*** Data for processing ***
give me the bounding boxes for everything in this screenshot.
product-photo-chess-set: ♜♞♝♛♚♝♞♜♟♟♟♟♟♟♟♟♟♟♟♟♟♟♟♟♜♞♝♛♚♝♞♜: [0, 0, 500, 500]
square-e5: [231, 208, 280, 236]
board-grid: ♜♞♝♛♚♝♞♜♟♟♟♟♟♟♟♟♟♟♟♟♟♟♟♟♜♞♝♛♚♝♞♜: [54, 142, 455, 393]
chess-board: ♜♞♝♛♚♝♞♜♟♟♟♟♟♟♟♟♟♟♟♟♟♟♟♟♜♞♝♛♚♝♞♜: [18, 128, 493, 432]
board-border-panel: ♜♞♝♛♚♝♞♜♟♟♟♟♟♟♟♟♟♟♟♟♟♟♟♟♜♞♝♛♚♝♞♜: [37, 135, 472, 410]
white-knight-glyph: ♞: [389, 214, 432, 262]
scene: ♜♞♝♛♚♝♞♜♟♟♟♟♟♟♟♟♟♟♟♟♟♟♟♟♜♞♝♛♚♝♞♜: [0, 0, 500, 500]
***
Objective:
Please format all the lines in the items above as a numbered list, leaving out any blank lines.

Response to the task:
1. give me the bounding boxes for everything in this screenshot.
2. product-photo-chess-set: ♜♞♝♛♚♝♞♜♟♟♟♟♟♟♟♟♟♟♟♟♟♟♟♟♜♞♝♛♚♝♞♜: [0, 0, 500, 500]
3. square-e5: [231, 208, 280, 236]
4. board-grid: ♜♞♝♛♚♝♞♜♟♟♟♟♟♟♟♟♟♟♟♟♟♟♟♟♜♞♝♛♚♝♞♜: [54, 142, 455, 393]
5. chess-board: ♜♞♝♛♚♝♞♜♟♟♟♟♟♟♟♟♟♟♟♟♟♟♟♟♜♞♝♛♚♝♞♜: [18, 128, 493, 432]
6. board-border-panel: ♜♞♝♛♚♝♞♜♟♟♟♟♟♟♟♟♟♟♟♟♟♟♟♟♜♞♝♛♚♝♞♜: [37, 135, 472, 410]
7. white-knight-glyph: ♞: [389, 214, 432, 262]
8. scene: ♜♞♝♛♚♝♞♜♟♟♟♟♟♟♟♟♟♟♟♟♟♟♟♟♜♞♝♛♚♝♞♜: [0, 0, 500, 500]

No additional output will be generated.